- **What you should do**: Copy the lines of the listing below, from its first line through the line containing "- table-row: 10%", without changing anything.

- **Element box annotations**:
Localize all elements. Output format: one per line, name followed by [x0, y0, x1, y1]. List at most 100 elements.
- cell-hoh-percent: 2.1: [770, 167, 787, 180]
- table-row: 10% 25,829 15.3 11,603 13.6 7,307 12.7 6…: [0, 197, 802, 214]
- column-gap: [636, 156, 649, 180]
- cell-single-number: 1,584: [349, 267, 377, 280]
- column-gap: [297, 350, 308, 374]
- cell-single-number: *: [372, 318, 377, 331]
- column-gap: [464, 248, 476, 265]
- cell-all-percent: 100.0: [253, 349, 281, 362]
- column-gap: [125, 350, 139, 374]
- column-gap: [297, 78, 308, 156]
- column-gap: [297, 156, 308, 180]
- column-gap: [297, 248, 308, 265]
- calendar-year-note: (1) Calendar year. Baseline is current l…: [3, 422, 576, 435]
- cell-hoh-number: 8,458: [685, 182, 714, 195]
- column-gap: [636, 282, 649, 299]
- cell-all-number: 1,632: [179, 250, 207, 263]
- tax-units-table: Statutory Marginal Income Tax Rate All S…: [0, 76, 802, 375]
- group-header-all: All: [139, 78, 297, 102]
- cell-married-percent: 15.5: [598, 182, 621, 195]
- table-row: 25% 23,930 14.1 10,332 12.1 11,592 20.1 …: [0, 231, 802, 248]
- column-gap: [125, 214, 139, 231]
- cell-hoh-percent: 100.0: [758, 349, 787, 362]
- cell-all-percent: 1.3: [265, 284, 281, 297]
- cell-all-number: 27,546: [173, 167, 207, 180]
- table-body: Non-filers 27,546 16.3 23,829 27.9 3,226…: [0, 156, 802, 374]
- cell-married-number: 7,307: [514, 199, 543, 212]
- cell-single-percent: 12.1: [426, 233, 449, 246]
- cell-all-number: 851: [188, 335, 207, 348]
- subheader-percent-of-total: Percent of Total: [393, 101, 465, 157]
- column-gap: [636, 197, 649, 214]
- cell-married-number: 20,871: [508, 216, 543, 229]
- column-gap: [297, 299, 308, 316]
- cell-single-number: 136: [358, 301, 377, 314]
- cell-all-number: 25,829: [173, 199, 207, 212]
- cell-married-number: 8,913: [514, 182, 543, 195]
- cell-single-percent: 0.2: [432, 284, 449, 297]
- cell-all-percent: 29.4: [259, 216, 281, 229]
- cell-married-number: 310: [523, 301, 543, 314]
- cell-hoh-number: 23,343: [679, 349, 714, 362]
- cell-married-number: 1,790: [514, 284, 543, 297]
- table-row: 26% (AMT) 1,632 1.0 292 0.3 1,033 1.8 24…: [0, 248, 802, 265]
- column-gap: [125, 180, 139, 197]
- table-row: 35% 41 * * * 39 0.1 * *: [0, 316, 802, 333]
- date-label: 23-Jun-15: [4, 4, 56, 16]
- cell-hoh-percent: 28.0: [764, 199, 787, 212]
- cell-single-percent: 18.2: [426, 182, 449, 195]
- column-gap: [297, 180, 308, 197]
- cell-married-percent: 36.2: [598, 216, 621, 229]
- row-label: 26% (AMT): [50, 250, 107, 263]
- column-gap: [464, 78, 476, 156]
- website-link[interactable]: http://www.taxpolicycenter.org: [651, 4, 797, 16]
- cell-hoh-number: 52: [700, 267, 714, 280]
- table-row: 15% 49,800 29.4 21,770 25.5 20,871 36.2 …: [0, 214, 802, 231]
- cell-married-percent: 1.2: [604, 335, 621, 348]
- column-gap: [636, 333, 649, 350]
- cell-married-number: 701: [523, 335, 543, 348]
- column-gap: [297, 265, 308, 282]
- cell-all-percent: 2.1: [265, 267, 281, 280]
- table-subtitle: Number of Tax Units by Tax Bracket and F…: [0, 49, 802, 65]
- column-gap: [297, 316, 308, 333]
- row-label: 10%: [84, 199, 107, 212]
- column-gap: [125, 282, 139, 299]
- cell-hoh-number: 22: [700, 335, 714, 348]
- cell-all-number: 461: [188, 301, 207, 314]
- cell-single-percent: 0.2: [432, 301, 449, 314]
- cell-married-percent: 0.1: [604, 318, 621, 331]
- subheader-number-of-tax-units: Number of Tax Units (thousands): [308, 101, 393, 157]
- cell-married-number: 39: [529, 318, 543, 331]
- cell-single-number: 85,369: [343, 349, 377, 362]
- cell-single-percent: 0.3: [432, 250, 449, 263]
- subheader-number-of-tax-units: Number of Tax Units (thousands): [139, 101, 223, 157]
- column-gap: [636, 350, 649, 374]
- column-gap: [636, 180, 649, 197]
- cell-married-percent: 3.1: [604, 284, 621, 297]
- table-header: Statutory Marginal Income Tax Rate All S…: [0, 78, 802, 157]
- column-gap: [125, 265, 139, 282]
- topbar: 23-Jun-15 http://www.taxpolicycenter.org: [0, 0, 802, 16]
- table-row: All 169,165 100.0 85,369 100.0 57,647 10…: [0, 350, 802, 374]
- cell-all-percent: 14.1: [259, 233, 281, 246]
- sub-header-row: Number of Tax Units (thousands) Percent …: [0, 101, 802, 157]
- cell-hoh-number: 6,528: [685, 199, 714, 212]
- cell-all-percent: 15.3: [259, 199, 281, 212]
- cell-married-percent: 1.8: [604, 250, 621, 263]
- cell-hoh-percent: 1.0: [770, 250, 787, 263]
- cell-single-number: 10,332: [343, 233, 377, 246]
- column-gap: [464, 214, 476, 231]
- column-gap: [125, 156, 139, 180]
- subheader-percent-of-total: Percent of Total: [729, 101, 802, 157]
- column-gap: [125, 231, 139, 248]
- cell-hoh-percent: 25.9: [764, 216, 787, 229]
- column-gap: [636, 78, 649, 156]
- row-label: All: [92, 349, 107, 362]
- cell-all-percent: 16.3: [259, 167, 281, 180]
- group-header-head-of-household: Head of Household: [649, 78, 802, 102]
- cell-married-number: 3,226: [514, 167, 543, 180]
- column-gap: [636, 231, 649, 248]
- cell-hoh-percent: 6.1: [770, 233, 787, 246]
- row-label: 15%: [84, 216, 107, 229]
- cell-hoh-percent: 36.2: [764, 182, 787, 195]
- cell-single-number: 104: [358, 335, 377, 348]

- **Response for this exercise**:
Localize all elements. Output format: one per line, name followed by [x0, y0, x1, y1]. List at most 100 elements.
- cell-hoh-percent: 2.1: [770, 167, 787, 180]
- table-row: 10% 25,829 15.3 11,603 13.6 7,307 12.7 6…: [0, 197, 802, 214]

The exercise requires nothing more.